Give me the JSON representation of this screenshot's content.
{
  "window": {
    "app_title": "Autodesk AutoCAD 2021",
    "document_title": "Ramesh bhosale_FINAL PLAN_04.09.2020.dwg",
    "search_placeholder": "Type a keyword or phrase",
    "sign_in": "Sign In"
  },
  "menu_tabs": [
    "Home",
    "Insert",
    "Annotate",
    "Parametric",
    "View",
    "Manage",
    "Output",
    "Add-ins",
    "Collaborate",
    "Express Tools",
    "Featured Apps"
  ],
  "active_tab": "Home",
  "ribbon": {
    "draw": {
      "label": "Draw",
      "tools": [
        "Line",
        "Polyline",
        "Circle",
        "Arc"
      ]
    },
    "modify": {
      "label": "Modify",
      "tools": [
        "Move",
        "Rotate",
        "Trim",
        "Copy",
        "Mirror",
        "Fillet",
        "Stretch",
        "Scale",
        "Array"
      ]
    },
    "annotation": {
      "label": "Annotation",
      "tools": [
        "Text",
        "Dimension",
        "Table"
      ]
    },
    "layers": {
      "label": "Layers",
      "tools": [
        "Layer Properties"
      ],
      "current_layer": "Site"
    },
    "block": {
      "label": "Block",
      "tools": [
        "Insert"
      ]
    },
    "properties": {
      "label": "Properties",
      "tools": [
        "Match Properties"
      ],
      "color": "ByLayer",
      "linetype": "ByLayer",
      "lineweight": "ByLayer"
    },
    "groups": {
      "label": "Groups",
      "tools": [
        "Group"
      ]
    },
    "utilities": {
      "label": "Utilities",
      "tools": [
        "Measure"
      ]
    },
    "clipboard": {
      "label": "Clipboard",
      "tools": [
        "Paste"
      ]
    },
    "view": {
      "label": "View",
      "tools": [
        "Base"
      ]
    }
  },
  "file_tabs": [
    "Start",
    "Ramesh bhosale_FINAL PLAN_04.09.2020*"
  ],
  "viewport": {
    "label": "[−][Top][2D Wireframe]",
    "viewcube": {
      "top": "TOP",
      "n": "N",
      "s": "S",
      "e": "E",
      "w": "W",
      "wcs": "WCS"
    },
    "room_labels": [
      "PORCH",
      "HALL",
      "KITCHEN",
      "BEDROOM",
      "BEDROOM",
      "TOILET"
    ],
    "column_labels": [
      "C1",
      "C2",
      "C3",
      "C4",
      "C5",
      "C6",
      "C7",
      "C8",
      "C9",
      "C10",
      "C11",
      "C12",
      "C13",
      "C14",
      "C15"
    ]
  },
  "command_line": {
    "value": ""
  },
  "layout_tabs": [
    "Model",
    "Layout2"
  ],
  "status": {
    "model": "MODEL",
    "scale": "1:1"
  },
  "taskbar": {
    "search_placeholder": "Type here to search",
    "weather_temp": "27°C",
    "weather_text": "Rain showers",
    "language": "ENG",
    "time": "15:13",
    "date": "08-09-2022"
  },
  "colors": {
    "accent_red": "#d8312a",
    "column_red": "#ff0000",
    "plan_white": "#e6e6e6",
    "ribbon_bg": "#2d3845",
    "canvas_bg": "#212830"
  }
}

────

EXERCISE BRIEF — Quote each line of the data above exactly as written.

EXPECTED ANSWER —
Give me the JSON representation of this screenshot's content.
{
  "window": {
    "app_title": "Autodesk AutoCAD 2021",
    "document_title": "Ramesh bhosale_FINAL PLAN_04.09.2020.dwg",
    "search_placeholder": "Type a keyword or phrase",
    "sign_in": "Sign In"
  },
  "menu_tabs": [
    "Home",
    "Insert",
    "Annotate",
    "Parametric",
    "View",
    "Manage",
    "Output",
    "Add-ins",
    "Collaborate",
    "Express Tools",
    "Featured Apps"
  ],
  "active_tab": "Home",
  "ribbon": {
    "draw": {
      "label": "Draw",
      "tools": [
        "Line",
        "Polyline",
        "Circle",
        "Arc"
      ]
    },
    "modify": {
      "label": "Modify",
      "tools": [
        "Move",
        "Rotate",
        "Trim",
        "Copy",
        "Mirror",
        "Fillet",
        "Stretch",
        "Scale",
        "Array"
      ]
    },
    "annotation": {
      "label": "Annotation",
      "tools": [
        "Text",
        "Dimension",
        "Table"
      ]
    },
    "layers": {
      "label": "Layers",
      "tools": [
        "Layer Properties"
      ],
      "current_layer": "Site"
    },
    "block": {
      "label": "Block",
      "tools": [
        "Insert"
      ]
    },
    "properties": {
      "label": "Properties",
      "tools": [
        "Match Properties"
      ],
      "color": "ByLayer",
      "linetype": "ByLayer",
      "lineweight": "ByLayer"
    },
    "groups": {
      "label": "Groups",
      "tools": [
        "Group"
      ]
    },
    "utilities": {
      "label": "Utilities",
      "tools": [
        "Measure"
      ]
    },
    "clipboard": {
      "label": "Clipboard",
      "tools": [
        "Paste"
      ]
    },
    "view": {
      "label": "View",
      "tools": [
        "Base"
      ]
    }
  },
  "file_tabs": [
    "Start",
    "Ramesh bhosale_FINAL PLAN_04.09.2020*"
  ],
  "viewport": {
    "label": "[−][Top][2D Wireframe]",
    "viewcube": {
      "top": "TOP",
      "n": "N",
      "s": "S",
      "e": "E",
      "w": "W",
      "wcs": "WCS"
    },
    "room_labels": [
      "PORCH",
      "HALL",
      "KITCHEN",
      "BEDROOM",
      "BEDROOM",
      "TOILET"
    ],
    "column_labels": [
      "C1",
      "C2",
      "C3",
      "C4",
      "C5",
      "C6",
      "C7",
      "C8",
      "C9",
      "C10",
      "C11",
      "C12",
      "C13",
      "C14",
      "C15"
    ]
  },
  "command_line": {
    "value": ""
  },
  "layout_tabs": [
    "Model",
    "Layout2"
  ],
  "status": {
    "model": "MODEL",
    "scale": "1:1"
  },
  "taskbar": {
    "search_placeholder": "Type here to search",
    "weather_temp": "27°C",
    "weather_text": "Rain showers",
    "language": "ENG",
    "time": "15:13",
    "date": "08-09-2022"
  },
  "colors": {
    "accent_red": "#d8312a",
    "column_red": "#ff0000",
    "plan_white": "#e6e6e6",
    "ribbon_bg": "#2d3845",
    "canvas_bg": "#212830"
  }
}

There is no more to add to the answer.